▶ **PROVIDED MATERIAL**
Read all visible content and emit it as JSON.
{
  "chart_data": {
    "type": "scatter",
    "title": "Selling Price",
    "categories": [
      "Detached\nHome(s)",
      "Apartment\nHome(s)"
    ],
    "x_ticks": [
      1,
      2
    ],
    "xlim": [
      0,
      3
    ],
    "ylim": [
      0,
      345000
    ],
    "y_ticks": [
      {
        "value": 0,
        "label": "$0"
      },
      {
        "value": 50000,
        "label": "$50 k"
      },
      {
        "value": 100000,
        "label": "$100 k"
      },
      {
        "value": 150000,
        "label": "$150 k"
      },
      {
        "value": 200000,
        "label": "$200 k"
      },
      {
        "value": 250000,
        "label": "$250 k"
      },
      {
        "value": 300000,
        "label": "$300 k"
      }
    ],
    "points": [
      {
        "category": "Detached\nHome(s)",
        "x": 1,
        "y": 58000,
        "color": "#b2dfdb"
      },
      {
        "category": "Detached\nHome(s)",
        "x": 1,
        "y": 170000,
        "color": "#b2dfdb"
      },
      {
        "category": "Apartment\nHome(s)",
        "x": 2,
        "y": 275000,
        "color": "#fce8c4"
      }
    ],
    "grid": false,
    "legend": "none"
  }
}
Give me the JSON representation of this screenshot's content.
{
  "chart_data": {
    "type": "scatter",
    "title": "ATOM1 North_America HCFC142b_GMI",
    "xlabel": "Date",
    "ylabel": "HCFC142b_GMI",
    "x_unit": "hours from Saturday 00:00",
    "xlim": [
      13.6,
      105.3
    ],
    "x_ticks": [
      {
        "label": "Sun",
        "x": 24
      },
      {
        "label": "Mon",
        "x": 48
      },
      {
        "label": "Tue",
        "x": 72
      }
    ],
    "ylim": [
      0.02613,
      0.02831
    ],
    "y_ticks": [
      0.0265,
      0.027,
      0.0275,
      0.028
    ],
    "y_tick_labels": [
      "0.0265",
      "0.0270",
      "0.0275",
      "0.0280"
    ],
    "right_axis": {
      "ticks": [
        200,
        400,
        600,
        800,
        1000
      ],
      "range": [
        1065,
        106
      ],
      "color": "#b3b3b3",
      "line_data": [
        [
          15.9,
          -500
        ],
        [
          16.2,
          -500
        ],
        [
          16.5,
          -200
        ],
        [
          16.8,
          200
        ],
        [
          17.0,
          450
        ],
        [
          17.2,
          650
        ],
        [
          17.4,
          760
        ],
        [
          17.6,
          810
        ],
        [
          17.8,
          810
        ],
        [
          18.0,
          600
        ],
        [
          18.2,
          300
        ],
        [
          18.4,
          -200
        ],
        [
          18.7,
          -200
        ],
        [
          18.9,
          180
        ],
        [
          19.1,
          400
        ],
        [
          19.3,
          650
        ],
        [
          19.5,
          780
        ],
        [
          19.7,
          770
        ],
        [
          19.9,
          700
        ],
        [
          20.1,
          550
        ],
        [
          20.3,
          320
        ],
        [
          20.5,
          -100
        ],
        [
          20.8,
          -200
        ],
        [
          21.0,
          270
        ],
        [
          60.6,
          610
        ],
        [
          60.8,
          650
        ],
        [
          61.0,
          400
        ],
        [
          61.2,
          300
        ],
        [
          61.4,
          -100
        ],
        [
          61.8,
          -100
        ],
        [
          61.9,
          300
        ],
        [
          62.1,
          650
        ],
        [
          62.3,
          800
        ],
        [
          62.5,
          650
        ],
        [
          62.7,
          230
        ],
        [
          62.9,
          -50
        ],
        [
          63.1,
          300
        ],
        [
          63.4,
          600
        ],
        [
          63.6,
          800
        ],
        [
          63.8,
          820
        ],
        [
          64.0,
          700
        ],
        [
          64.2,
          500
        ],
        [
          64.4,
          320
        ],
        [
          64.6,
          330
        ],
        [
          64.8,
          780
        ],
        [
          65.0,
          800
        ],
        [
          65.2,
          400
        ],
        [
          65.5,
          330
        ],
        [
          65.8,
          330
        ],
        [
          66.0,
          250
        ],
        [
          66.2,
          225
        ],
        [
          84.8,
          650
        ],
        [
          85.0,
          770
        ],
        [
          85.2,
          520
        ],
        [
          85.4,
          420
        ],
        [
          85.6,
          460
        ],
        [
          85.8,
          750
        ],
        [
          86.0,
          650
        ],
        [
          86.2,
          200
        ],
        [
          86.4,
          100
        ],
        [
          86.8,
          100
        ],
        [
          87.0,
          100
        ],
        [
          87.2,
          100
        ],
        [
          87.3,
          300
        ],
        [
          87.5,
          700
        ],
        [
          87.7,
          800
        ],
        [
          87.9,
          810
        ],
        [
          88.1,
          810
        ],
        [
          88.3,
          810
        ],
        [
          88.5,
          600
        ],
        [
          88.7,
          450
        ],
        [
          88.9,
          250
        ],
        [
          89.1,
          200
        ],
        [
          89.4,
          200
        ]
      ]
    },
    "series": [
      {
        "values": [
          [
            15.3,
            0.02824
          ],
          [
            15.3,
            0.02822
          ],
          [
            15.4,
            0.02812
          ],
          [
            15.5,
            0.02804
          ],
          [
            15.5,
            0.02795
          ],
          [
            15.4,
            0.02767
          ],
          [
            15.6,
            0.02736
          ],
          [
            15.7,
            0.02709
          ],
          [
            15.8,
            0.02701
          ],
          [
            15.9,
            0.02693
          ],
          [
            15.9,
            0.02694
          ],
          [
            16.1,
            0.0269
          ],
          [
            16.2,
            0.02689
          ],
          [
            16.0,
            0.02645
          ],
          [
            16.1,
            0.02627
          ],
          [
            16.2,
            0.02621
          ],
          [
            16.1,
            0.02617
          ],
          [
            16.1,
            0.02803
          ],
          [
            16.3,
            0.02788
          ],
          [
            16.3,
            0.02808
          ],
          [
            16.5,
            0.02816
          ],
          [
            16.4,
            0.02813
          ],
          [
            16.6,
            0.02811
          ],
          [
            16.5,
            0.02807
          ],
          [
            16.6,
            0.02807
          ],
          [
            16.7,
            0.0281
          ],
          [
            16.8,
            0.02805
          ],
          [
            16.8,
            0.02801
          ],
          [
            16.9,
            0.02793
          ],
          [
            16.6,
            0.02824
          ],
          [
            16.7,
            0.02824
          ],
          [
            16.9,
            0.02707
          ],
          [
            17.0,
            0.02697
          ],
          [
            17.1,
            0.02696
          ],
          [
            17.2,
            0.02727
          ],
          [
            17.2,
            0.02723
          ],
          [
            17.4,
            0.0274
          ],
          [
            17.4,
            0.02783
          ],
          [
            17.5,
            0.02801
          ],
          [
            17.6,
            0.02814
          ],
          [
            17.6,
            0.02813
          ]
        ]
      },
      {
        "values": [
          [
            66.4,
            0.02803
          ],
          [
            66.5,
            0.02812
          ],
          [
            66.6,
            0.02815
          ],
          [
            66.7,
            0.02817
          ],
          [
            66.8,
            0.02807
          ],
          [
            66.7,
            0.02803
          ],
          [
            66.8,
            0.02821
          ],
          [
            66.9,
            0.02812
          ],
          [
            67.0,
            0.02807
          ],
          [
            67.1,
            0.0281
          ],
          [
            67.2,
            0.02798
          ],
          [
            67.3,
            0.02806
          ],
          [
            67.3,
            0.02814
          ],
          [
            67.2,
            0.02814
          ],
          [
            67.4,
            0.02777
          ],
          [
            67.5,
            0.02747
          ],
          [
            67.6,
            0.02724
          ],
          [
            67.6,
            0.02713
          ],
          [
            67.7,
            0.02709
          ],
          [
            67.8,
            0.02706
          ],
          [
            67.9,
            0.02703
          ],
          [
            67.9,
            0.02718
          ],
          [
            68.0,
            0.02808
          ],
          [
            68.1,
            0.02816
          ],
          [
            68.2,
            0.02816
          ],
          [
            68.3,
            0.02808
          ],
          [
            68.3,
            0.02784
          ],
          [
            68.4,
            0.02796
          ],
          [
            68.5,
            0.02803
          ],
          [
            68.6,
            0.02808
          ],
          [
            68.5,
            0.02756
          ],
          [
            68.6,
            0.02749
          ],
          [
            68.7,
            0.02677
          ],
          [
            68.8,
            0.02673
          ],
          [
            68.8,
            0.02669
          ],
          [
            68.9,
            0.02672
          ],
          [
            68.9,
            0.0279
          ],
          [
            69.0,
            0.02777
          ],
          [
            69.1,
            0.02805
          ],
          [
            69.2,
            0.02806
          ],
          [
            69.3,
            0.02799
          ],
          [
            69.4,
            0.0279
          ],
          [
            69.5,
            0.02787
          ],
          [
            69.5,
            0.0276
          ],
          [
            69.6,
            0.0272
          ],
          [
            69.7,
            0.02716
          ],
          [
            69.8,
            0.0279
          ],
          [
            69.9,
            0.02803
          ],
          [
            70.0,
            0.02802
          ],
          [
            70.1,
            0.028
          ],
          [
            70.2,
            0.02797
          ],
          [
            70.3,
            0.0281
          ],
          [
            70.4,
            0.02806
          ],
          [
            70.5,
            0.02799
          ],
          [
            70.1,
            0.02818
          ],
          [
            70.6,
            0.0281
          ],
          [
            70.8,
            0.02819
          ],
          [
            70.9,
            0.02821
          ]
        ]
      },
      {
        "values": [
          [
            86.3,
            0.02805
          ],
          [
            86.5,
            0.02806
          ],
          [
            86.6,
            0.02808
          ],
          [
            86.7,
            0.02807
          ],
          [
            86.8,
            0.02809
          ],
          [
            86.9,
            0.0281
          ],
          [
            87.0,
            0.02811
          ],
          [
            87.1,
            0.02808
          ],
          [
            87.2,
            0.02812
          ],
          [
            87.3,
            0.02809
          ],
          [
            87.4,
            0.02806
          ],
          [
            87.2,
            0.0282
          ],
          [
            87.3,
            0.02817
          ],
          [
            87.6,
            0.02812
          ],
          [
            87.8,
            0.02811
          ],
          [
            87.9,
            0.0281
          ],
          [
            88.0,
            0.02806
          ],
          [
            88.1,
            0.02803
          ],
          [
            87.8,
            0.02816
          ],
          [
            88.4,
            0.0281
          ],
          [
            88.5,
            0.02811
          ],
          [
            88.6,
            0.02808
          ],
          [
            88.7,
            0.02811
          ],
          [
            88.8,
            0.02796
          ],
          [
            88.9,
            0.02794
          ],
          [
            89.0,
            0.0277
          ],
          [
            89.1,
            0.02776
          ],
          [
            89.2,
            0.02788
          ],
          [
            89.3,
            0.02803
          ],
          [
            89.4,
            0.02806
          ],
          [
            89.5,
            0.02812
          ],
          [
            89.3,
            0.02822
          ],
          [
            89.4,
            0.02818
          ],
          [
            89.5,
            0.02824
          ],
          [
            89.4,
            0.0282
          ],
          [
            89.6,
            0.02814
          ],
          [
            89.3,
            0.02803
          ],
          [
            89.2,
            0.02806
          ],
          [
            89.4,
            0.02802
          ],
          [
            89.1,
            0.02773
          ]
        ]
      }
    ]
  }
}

▶ **PROBLEM**
How many lines in the records above contain the word "Apartment"? Reply with the number and nothing more.

▶ **REPLY TO THE TASK**
2